_Data listing:_
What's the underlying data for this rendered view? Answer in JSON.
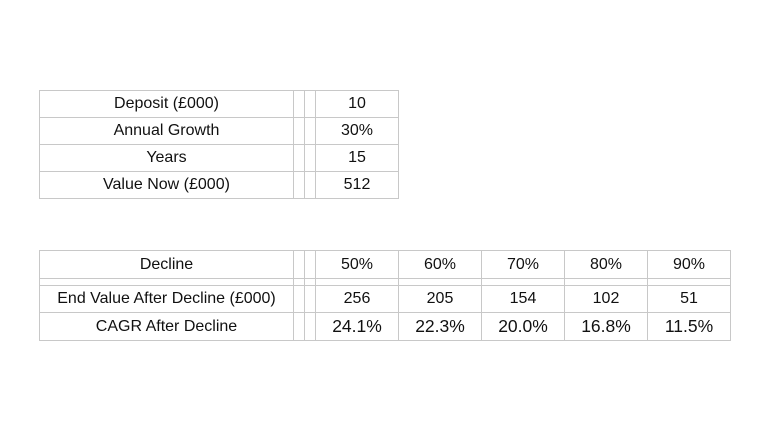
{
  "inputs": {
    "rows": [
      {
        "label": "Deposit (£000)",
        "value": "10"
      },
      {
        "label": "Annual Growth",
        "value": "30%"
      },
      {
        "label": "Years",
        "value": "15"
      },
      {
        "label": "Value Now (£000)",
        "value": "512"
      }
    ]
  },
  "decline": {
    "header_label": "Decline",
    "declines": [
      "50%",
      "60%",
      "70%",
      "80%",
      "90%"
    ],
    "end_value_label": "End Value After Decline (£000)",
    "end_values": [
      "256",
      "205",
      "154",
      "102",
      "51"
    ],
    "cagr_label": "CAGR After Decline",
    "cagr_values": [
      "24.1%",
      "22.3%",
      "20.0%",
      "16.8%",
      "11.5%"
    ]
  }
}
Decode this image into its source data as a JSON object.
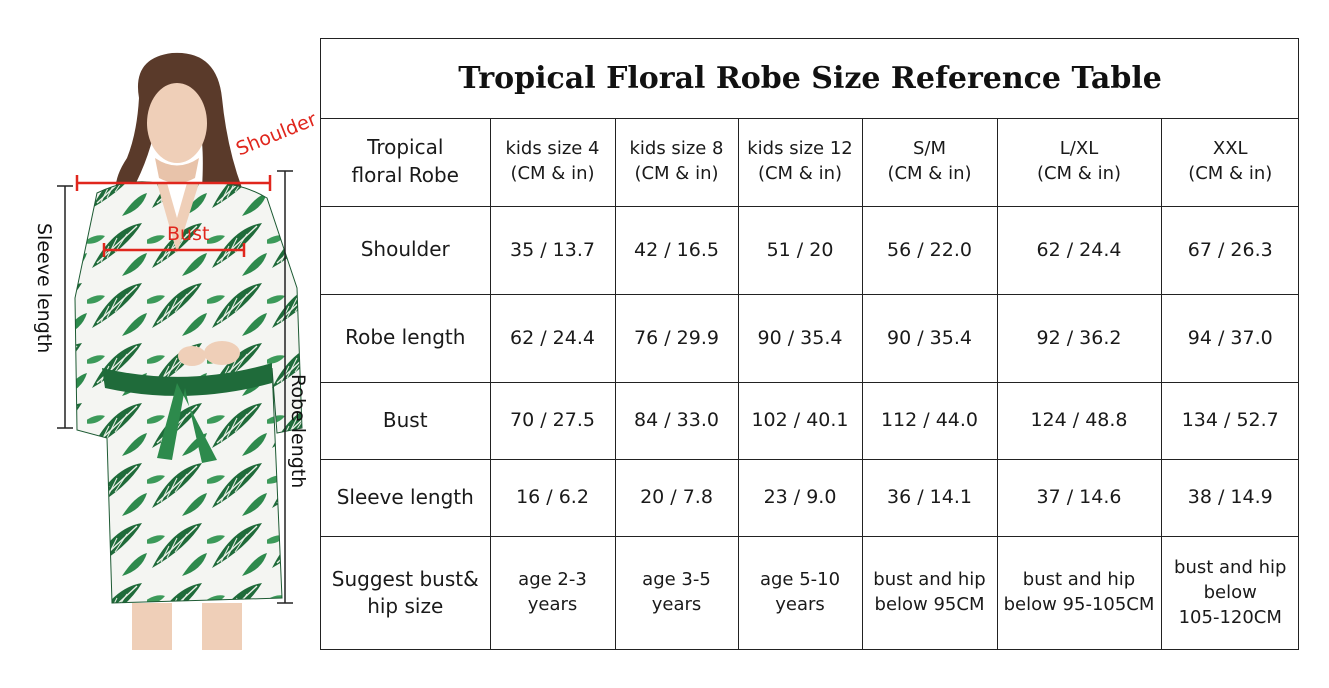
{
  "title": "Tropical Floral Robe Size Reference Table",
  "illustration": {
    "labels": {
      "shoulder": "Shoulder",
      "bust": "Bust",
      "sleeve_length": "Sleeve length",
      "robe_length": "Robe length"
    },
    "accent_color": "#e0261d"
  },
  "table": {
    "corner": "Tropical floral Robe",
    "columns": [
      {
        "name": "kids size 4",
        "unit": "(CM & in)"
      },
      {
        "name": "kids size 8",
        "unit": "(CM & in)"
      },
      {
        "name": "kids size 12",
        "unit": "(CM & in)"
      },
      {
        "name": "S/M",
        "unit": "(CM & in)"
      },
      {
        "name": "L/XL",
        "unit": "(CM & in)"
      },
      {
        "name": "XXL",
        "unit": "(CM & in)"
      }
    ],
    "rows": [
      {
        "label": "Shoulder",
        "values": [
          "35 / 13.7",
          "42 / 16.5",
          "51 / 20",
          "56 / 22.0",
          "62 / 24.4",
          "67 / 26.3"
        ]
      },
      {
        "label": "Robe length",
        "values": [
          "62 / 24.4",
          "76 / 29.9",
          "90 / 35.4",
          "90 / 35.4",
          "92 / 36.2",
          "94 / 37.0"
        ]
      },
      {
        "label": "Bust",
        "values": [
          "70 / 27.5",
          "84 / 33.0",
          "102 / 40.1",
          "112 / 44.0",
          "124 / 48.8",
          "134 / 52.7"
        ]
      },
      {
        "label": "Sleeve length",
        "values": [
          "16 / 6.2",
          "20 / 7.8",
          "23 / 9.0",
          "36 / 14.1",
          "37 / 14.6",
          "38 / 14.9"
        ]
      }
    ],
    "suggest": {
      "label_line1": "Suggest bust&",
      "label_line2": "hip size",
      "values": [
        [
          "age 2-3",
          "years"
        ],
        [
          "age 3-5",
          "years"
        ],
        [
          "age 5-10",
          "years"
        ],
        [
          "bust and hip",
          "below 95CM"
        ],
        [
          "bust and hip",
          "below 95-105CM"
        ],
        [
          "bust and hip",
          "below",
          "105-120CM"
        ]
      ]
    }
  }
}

_Instructions for the task:_
In the listing above, find each line with the word "this" and copy it.

_Task response:_
What's the underlying data for this rendered view? Answer in JSON.
Decode this image into its source data as a JSON object.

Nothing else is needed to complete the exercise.